[Figure content listings]
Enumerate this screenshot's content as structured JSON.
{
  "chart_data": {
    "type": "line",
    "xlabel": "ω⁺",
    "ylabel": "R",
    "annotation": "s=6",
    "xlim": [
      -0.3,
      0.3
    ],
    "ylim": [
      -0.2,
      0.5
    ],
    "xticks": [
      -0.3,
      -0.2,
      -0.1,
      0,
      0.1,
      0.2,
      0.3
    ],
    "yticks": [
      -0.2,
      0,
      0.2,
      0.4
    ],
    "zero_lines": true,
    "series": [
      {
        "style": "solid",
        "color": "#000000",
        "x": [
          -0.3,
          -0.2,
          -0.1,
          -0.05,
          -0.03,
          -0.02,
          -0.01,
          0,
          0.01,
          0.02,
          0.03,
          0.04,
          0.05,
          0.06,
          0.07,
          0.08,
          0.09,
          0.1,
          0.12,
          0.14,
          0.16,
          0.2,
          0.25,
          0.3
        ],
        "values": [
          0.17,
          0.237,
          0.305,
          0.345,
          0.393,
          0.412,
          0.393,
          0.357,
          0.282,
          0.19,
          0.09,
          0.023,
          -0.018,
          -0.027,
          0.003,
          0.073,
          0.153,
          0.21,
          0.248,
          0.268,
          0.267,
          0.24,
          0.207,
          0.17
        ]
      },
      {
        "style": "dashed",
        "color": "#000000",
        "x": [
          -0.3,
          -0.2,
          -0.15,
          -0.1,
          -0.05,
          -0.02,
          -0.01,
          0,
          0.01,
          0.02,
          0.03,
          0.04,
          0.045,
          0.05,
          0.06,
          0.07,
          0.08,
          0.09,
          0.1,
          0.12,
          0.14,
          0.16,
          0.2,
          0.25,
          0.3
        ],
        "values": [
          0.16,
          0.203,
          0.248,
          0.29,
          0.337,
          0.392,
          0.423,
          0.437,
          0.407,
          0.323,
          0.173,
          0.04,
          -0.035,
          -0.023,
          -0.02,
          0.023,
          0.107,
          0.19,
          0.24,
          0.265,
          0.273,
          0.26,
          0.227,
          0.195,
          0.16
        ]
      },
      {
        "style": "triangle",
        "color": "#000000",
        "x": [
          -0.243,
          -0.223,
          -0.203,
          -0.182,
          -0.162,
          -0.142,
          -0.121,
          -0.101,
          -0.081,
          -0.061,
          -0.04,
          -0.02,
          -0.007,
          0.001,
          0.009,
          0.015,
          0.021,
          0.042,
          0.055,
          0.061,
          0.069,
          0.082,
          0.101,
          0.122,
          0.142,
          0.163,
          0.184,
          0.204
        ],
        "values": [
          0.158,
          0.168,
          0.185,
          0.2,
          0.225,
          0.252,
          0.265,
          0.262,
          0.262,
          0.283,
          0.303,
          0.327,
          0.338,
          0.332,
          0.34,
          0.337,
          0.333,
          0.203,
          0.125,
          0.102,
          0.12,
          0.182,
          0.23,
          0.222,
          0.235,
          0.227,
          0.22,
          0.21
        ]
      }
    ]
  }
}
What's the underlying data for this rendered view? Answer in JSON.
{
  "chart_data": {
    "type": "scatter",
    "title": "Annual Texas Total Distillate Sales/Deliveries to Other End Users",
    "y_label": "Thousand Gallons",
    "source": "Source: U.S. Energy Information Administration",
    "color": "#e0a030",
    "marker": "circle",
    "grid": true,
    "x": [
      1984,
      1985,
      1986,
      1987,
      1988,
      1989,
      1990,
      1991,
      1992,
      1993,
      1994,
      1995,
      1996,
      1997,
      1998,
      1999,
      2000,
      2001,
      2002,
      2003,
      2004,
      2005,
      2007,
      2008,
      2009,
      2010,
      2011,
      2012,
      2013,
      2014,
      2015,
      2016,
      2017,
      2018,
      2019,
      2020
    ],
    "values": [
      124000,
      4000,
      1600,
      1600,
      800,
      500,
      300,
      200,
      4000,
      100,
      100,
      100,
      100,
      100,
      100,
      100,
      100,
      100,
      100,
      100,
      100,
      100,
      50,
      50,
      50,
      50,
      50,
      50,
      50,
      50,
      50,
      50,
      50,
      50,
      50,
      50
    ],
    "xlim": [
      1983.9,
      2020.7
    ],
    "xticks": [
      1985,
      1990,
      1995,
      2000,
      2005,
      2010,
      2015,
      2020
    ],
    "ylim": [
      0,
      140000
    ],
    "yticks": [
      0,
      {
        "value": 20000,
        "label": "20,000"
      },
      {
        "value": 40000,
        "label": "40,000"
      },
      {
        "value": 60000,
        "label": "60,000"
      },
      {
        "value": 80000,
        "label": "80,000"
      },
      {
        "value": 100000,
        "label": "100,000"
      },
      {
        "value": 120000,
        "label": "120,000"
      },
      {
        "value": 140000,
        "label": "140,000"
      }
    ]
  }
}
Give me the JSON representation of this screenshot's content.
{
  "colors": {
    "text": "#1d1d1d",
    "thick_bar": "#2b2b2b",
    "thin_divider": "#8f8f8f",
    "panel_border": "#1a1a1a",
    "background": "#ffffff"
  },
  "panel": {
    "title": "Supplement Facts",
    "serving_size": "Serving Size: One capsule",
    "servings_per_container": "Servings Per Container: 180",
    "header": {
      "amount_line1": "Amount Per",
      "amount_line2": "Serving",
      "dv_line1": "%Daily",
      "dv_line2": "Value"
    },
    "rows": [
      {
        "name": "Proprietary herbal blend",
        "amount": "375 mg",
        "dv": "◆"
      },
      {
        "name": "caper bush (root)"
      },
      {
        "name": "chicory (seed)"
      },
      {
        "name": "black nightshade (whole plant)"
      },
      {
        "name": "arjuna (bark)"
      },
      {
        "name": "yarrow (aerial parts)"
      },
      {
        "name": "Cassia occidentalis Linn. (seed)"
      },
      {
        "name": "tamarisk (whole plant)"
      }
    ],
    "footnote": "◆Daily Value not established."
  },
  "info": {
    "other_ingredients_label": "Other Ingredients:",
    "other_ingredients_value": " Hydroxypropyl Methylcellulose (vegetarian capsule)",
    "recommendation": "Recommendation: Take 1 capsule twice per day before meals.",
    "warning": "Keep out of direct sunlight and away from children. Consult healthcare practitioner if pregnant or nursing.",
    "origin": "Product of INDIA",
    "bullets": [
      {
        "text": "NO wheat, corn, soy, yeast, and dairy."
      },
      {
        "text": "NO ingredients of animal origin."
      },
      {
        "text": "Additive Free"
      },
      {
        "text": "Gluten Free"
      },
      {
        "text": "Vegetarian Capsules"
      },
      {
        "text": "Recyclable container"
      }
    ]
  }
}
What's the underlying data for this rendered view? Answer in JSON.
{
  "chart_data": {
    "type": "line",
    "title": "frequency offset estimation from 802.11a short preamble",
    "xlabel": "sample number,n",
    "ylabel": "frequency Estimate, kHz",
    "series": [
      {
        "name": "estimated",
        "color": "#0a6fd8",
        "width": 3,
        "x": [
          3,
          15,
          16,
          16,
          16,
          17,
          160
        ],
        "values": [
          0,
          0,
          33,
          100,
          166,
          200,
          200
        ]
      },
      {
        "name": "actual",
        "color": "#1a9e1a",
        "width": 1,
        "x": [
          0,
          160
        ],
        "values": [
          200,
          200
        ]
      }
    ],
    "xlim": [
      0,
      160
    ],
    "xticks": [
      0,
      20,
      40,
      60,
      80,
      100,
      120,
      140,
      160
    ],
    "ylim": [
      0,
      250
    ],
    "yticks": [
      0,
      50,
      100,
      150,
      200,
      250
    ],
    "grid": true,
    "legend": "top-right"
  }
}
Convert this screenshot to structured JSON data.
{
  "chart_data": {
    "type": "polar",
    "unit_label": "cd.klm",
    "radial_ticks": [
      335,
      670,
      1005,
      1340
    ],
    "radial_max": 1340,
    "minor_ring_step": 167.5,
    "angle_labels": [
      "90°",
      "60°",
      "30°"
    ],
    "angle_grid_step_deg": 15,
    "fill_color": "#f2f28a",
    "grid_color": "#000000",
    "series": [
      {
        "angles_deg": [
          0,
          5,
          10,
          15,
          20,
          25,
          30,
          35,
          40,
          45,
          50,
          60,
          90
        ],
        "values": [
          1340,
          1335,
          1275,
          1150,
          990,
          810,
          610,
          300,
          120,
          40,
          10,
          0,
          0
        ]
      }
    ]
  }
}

WHAT YOU NEED TO DO —
Filter the listing for the word "plant" and copy every line that holds it.

WORKED SOLUTION —
        "name": "black nightshade (whole plant)"
        "name": "tamarisk (whole plant)"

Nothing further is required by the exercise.